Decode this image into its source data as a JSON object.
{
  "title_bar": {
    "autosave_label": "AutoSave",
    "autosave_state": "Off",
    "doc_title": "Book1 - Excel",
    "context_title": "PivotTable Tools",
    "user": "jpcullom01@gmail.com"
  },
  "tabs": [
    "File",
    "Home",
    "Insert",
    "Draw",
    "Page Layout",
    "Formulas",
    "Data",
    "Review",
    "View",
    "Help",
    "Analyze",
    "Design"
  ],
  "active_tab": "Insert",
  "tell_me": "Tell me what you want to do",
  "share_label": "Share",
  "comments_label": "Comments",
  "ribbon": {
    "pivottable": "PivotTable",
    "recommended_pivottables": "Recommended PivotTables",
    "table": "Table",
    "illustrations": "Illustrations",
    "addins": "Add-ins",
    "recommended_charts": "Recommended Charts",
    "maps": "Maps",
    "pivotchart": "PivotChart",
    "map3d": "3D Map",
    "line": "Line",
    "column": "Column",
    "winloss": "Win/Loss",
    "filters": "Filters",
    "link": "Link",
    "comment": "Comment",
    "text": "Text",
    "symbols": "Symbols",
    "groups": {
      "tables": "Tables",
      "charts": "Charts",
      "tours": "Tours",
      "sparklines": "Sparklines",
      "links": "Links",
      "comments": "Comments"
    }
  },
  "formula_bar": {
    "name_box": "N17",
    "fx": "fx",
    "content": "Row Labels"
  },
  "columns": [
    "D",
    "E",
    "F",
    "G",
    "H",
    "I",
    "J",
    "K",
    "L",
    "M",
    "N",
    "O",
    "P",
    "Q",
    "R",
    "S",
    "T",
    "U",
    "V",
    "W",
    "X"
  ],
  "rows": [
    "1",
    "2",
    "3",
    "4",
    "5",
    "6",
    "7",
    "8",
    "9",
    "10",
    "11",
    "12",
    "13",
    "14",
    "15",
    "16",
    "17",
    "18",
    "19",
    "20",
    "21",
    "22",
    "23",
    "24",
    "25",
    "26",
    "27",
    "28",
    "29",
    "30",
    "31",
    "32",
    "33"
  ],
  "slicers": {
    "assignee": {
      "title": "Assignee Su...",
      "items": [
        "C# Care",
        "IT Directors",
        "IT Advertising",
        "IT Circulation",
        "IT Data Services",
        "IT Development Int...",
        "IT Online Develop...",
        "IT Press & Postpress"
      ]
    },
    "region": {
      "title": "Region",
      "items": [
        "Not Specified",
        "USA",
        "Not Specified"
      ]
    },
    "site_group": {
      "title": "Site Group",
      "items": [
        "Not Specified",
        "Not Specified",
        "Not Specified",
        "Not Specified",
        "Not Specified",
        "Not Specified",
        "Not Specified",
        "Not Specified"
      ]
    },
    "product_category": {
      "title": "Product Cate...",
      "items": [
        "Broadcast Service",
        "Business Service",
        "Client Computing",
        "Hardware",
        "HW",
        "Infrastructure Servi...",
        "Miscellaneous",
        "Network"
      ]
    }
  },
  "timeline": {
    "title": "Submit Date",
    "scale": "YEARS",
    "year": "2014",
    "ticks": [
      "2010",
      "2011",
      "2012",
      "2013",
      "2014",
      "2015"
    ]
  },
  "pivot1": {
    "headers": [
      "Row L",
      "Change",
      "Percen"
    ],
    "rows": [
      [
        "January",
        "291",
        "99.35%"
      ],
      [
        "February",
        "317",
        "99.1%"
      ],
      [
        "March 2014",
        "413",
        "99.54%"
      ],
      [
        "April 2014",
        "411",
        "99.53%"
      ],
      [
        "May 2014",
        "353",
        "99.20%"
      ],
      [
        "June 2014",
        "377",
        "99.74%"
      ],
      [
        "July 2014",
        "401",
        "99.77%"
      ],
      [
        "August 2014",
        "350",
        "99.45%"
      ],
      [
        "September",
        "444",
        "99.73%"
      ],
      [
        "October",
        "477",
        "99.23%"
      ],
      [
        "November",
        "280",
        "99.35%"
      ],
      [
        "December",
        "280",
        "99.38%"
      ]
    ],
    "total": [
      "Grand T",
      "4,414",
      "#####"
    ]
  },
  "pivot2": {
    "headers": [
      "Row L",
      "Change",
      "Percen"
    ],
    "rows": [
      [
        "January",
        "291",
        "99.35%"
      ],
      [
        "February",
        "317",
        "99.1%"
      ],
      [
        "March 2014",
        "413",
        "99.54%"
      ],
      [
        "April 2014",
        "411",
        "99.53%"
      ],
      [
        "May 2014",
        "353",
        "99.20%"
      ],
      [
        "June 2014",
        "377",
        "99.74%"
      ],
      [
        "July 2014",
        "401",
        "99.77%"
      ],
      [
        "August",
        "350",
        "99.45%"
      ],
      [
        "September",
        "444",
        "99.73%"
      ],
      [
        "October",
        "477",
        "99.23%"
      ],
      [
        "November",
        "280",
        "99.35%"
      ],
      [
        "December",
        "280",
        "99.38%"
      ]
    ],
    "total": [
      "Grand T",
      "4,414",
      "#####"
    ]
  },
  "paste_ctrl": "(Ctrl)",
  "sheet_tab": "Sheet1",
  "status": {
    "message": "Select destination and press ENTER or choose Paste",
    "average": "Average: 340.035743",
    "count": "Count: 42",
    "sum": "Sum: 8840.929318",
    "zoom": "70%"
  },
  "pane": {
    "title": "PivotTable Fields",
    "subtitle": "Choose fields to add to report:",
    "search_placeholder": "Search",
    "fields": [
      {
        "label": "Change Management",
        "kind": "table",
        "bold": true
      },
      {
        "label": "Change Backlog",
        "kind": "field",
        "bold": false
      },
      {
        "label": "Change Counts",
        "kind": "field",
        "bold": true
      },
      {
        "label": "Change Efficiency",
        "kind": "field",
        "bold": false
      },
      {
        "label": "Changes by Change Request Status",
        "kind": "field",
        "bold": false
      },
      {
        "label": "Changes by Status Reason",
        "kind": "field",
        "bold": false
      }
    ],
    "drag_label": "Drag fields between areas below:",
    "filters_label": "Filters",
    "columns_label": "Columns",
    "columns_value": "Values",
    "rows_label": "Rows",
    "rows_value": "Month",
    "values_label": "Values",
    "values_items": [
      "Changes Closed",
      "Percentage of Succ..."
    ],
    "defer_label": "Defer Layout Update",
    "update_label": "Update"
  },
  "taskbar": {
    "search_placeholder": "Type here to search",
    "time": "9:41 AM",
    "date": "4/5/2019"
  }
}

◇ ◇ ◇

[Given task]
Reproduce every line above without error.

[Solution to this exercise]
Decode this image into its source data as a JSON object.
{
  "title_bar": {
    "autosave_label": "AutoSave",
    "autosave_state": "Off",
    "doc_title": "Book1 - Excel",
    "context_title": "PivotTable Tools",
    "user": "jpcullom01@gmail.com"
  },
  "tabs": [
    "File",
    "Home",
    "Insert",
    "Draw",
    "Page Layout",
    "Formulas",
    "Data",
    "Review",
    "View",
    "Help",
    "Analyze",
    "Design"
  ],
  "active_tab": "Insert",
  "tell_me": "Tell me what you want to do",
  "share_label": "Share",
  "comments_label": "Comments",
  "ribbon": {
    "pivottable": "PivotTable",
    "recommended_pivottables": "Recommended PivotTables",
    "table": "Table",
    "illustrations": "Illustrations",
    "addins": "Add-ins",
    "recommended_charts": "Recommended Charts",
    "maps": "Maps",
    "pivotchart": "PivotChart",
    "map3d": "3D Map",
    "line": "Line",
    "column": "Column",
    "winloss": "Win/Loss",
    "filters": "Filters",
    "link": "Link",
    "comment": "Comment",
    "text": "Text",
    "symbols": "Symbols",
    "groups": {
      "tables": "Tables",
      "charts": "Charts",
      "tours": "Tours",
      "sparklines": "Sparklines",
      "links": "Links",
      "comments": "Comments"
    }
  },
  "formula_bar": {
    "name_box": "N17",
    "fx": "fx",
    "content": "Row Labels"
  },
  "columns": [
    "D",
    "E",
    "F",
    "G",
    "H",
    "I",
    "J",
    "K",
    "L",
    "M",
    "N",
    "O",
    "P",
    "Q",
    "R",
    "S",
    "T",
    "U",
    "V",
    "W",
    "X"
  ],
  "rows": [
    "1",
    "2",
    "3",
    "4",
    "5",
    "6",
    "7",
    "8",
    "9",
    "10",
    "11",
    "12",
    "13",
    "14",
    "15",
    "16",
    "17",
    "18",
    "19",
    "20",
    "21",
    "22",
    "23",
    "24",
    "25",
    "26",
    "27",
    "28",
    "29",
    "30",
    "31",
    "32",
    "33"
  ],
  "slicers": {
    "assignee": {
      "title": "Assignee Su...",
      "items": [
        "C# Care",
        "IT Directors",
        "IT Advertising",
        "IT Circulation",
        "IT Data Services",
        "IT Development Int...",
        "IT Online Develop...",
        "IT Press & Postpress"
      ]
    },
    "region": {
      "title": "Region",
      "items": [
        "Not Specified",
        "USA",
        "Not Specified"
      ]
    },
    "site_group": {
      "title": "Site Group",
      "items": [
        "Not Specified",
        "Not Specified",
        "Not Specified",
        "Not Specified",
        "Not Specified",
        "Not Specified",
        "Not Specified",
        "Not Specified"
      ]
    },
    "product_category": {
      "title": "Product Cate...",
      "items": [
        "Broadcast Service",
        "Business Service",
        "Client Computing",
        "Hardware",
        "HW",
        "Infrastructure Servi...",
        "Miscellaneous",
        "Network"
      ]
    }
  },
  "timeline": {
    "title": "Submit Date",
    "scale": "YEARS",
    "year": "2014",
    "ticks": [
      "2010",
      "2011",
      "2012",
      "2013",
      "2014",
      "2015"
    ]
  },
  "pivot1": {
    "headers": [
      "Row L",
      "Change",
      "Percen"
    ],
    "rows": [
      [
        "January",
        "291",
        "99.35%"
      ],
      [
        "February",
        "317",
        "99.1%"
      ],
      [
        "March 2014",
        "413",
        "99.54%"
      ],
      [
        "April 2014",
        "411",
        "99.53%"
      ],
      [
        "May 2014",
        "353",
        "99.20%"
      ],
      [
        "June 2014",
        "377",
        "99.74%"
      ],
      [
        "July 2014",
        "401",
        "99.77%"
      ],
      [
        "August 2014",
        "350",
        "99.45%"
      ],
      [
        "September",
        "444",
        "99.73%"
      ],
      [
        "October",
        "477",
        "99.23%"
      ],
      [
        "November",
        "280",
        "99.35%"
      ],
      [
        "December",
        "280",
        "99.38%"
      ]
    ],
    "total": [
      "Grand T",
      "4,414",
      "#####"
    ]
  },
  "pivot2": {
    "headers": [
      "Row L",
      "Change",
      "Percen"
    ],
    "rows": [
      [
        "January",
        "291",
        "99.35%"
      ],
      [
        "February",
        "317",
        "99.1%"
      ],
      [
        "March 2014",
        "413",
        "99.54%"
      ],
      [
        "April 2014",
        "411",
        "99.53%"
      ],
      [
        "May 2014",
        "353",
        "99.20%"
      ],
      [
        "June 2014",
        "377",
        "99.74%"
      ],
      [
        "July 2014",
        "401",
        "99.77%"
      ],
      [
        "August",
        "350",
        "99.45%"
      ],
      [
        "September",
        "444",
        "99.73%"
      ],
      [
        "October",
        "477",
        "99.23%"
      ],
      [
        "November",
        "280",
        "99.35%"
      ],
      [
        "December",
        "280",
        "99.38%"
      ]
    ],
    "total": [
      "Grand T",
      "4,414",
      "#####"
    ]
  },
  "paste_ctrl": "(Ctrl)",
  "sheet_tab": "Sheet1",
  "status": {
    "message": "Select destination and press ENTER or choose Paste",
    "average": "Average: 340.035743",
    "count": "Count: 42",
    "sum": "Sum: 8840.929318",
    "zoom": "70%"
  },
  "pane": {
    "title": "PivotTable Fields",
    "subtitle": "Choose fields to add to report:",
    "search_placeholder": "Search",
    "fields": [
      {
        "label": "Change Management",
        "kind": "table",
        "bold": true
      },
      {
        "label": "Change Backlog",
        "kind": "field",
        "bold": false
      },
      {
        "label": "Change Counts",
        "kind": "field",
        "bold": true
      },
      {
        "label": "Change Efficiency",
        "kind": "field",
        "bold": false
      },
      {
        "label": "Changes by Change Request Status",
        "kind": "field",
        "bold": false
      },
      {
        "label": "Changes by Status Reason",
        "kind": "field",
        "bold": false
      }
    ],
    "drag_label": "Drag fields between areas below:",
    "filters_label": "Filters",
    "columns_label": "Columns",
    "columns_value": "Values",
    "rows_label": "Rows",
    "rows_value": "Month",
    "values_label": "Values",
    "values_items": [
      "Changes Closed",
      "Percentage of Succ..."
    ],
    "defer_label": "Defer Layout Update",
    "update_label": "Update"
  },
  "taskbar": {
    "search_placeholder": "Type here to search",
    "time": "9:41 AM",
    "date": "4/5/2019"
  }
}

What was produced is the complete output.